[Saved data entries]

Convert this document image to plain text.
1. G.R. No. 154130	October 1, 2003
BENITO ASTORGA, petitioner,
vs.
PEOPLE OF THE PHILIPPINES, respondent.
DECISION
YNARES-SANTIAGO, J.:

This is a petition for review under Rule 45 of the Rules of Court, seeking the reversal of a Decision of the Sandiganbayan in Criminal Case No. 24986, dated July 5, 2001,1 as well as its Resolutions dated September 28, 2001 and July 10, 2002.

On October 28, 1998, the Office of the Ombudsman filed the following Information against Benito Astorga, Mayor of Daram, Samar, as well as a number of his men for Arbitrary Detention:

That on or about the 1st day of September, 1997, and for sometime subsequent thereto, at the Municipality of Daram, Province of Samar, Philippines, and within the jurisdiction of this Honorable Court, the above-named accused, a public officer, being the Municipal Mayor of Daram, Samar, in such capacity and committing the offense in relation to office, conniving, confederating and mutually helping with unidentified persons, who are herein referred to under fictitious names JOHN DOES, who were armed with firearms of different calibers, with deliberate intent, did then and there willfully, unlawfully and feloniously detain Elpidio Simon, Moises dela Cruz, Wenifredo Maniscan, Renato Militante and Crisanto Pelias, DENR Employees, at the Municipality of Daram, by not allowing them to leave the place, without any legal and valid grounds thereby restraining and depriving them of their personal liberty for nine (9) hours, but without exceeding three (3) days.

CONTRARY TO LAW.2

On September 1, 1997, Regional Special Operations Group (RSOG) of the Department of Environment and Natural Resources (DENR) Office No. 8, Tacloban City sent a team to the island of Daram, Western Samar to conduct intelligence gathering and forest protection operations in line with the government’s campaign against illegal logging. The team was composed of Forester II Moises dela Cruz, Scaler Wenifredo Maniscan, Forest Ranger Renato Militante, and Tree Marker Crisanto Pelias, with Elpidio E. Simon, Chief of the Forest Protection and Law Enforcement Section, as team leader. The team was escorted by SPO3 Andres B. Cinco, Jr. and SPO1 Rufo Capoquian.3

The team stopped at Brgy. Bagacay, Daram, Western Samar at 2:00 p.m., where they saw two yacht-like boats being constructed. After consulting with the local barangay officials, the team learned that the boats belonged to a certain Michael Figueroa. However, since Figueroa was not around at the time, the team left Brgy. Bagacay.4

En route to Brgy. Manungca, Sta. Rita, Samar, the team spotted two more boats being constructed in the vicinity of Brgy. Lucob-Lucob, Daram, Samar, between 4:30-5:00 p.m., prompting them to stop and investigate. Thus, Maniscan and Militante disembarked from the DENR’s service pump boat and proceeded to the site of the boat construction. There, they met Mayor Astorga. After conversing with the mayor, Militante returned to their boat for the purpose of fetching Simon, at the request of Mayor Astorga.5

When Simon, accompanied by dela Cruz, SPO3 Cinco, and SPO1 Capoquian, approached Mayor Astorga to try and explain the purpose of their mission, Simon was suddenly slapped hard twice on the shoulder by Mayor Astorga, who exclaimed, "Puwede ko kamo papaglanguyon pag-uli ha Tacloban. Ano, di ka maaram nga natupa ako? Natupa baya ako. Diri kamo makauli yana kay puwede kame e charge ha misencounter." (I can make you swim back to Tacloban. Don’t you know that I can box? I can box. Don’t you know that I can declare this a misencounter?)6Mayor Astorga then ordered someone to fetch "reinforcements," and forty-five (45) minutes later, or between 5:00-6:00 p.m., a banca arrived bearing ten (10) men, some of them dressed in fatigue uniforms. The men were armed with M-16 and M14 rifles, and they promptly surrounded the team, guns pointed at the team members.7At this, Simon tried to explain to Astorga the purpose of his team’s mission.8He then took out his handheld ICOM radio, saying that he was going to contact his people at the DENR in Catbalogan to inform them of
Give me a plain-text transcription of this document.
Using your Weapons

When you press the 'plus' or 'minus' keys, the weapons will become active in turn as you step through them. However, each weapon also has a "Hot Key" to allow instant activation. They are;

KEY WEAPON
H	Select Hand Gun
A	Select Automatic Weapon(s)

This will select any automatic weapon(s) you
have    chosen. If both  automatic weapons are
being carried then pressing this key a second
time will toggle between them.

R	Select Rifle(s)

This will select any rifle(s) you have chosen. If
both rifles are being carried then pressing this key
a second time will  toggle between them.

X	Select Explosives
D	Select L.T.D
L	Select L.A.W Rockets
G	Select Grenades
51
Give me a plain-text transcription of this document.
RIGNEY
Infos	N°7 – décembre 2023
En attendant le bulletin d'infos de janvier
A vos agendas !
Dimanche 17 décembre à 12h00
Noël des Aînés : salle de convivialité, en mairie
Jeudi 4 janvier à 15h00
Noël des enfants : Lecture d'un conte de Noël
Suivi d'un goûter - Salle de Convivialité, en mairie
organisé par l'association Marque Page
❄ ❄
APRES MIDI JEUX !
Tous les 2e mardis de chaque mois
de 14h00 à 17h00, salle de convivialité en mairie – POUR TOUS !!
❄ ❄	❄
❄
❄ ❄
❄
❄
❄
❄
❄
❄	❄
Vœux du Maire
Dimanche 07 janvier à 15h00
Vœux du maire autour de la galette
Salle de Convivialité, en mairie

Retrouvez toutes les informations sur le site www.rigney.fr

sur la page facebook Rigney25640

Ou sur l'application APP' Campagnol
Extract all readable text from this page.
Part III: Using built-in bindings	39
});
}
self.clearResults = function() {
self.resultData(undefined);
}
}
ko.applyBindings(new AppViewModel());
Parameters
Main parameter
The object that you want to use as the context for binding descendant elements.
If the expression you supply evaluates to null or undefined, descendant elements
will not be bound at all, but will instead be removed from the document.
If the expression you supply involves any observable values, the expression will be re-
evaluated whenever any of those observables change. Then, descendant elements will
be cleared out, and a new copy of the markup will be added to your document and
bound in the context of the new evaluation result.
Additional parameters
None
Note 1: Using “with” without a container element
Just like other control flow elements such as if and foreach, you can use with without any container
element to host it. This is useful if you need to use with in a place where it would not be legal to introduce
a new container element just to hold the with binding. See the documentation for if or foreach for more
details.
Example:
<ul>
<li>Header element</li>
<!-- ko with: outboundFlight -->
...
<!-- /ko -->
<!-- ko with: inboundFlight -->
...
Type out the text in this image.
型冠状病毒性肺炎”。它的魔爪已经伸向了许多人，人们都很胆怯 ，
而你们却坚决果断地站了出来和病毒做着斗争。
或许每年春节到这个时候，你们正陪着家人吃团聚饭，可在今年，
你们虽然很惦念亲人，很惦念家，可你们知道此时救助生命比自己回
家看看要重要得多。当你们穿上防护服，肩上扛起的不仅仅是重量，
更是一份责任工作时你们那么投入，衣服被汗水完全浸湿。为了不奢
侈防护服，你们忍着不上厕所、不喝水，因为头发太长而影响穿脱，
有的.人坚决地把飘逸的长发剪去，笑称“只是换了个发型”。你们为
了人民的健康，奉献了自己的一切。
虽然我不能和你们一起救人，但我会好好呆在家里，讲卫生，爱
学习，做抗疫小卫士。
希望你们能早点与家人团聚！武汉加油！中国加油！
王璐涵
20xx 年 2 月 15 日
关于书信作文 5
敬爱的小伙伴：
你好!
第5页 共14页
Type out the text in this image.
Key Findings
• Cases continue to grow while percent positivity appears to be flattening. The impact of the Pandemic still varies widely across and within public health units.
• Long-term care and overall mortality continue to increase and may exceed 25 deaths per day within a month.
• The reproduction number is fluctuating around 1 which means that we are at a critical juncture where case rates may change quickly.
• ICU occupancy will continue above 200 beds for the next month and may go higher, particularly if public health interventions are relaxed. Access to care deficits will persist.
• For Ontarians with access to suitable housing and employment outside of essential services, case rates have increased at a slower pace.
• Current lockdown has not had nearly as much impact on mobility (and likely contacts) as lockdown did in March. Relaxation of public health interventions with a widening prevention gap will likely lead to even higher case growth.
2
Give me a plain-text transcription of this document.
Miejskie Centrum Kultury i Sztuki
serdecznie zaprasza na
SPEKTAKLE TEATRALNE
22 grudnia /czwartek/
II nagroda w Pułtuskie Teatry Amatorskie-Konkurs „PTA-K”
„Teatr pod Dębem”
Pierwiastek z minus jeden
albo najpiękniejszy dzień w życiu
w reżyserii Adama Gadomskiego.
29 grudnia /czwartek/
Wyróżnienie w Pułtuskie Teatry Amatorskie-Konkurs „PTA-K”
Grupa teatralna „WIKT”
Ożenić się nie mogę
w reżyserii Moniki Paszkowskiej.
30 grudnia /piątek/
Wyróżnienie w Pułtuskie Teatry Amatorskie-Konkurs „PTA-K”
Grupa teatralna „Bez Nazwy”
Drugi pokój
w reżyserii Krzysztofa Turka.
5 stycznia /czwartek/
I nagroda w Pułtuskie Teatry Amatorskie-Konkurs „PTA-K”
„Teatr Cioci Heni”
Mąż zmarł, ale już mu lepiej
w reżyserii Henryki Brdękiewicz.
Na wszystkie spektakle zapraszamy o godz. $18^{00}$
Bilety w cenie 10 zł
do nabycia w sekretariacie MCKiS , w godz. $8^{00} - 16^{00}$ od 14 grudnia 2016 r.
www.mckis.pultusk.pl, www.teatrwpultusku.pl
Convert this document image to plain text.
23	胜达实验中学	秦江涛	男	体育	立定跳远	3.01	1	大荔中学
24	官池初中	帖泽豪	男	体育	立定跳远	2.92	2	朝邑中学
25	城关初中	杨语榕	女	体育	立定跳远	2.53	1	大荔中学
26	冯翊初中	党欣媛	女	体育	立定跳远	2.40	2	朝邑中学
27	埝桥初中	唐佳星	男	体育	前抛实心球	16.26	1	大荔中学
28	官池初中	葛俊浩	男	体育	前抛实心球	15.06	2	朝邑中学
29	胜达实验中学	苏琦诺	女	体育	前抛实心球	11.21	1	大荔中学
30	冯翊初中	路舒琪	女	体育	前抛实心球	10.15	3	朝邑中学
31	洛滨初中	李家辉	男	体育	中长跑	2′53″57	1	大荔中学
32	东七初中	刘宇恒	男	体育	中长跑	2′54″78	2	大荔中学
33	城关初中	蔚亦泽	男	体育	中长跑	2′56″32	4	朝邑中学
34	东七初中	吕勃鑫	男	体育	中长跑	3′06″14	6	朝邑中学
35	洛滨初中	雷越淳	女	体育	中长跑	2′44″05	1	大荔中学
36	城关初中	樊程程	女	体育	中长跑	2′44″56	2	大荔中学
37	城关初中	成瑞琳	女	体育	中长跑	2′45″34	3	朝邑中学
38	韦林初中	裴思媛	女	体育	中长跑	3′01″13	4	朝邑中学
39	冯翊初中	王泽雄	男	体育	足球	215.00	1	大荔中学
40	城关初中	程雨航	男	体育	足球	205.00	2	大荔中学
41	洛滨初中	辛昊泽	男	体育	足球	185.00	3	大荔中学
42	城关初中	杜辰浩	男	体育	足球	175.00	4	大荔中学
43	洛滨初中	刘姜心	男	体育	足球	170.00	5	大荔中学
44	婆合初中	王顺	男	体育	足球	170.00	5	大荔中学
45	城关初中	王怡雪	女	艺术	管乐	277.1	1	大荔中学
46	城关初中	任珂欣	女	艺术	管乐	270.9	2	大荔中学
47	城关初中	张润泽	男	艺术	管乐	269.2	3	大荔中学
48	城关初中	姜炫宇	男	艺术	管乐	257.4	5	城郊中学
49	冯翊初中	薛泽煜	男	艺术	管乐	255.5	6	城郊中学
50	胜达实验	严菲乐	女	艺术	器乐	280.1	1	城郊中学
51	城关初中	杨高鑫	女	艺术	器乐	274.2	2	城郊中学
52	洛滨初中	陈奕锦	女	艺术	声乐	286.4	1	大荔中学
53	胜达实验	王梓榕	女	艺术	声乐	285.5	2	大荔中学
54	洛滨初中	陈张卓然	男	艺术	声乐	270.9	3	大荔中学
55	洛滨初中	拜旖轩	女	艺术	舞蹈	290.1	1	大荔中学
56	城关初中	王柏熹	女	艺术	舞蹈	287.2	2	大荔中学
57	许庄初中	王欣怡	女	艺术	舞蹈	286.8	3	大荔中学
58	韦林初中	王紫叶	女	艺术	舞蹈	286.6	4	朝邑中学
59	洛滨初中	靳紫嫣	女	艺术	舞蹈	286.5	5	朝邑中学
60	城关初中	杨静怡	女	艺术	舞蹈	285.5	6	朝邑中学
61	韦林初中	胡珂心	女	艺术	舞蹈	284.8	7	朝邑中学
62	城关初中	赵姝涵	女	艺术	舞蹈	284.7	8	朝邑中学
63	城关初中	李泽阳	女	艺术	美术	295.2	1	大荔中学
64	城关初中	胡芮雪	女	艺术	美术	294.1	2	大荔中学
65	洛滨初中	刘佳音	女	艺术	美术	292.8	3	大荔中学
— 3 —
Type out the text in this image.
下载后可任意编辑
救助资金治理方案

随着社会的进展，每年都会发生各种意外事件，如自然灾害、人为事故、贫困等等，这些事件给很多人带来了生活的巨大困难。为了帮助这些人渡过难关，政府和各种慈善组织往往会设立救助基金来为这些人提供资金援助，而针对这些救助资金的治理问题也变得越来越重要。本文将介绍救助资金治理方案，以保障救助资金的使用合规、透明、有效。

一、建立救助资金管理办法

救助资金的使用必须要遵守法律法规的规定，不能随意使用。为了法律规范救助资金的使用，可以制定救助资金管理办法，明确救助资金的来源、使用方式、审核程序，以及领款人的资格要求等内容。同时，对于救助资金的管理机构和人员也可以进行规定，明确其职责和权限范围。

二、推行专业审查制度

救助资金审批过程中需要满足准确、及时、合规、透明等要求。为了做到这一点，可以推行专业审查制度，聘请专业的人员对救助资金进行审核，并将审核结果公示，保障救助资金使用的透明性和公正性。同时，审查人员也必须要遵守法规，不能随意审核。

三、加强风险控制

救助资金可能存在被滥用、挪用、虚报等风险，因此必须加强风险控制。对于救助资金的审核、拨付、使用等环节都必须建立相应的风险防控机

**YOUR INSTRUCTIONS**: Copy each line of the records above that carries the word "洛滨初中".

**TASK RESULT**:
31	洛滨初中	李家辉	男	体育	中长跑	2′53″57	1	大荔中学
35	洛滨初中	雷越淳	女	体育	中长跑	2′44″05	1	大荔中学
41	洛滨初中	辛昊泽	男	体育	足球	185.00	3	大荔中学
43	洛滨初中	刘姜心	男	体育	足球	170.00	5	大荔中学
52	洛滨初中	陈奕锦	女	艺术	声乐	286.4	1	大荔中学
54	洛滨初中	陈张卓然	男	艺术	声乐	270.9	3	大荔中学
55	洛滨初中	拜旖轩	女	艺术	舞蹈	290.1	1	大荔中学
59	洛滨初中	靳紫嫣	女	艺术	舞蹈	286.5	5	朝邑中学
65	洛滨初中	刘佳音	女	艺术	美术	292.8	3	大荔中学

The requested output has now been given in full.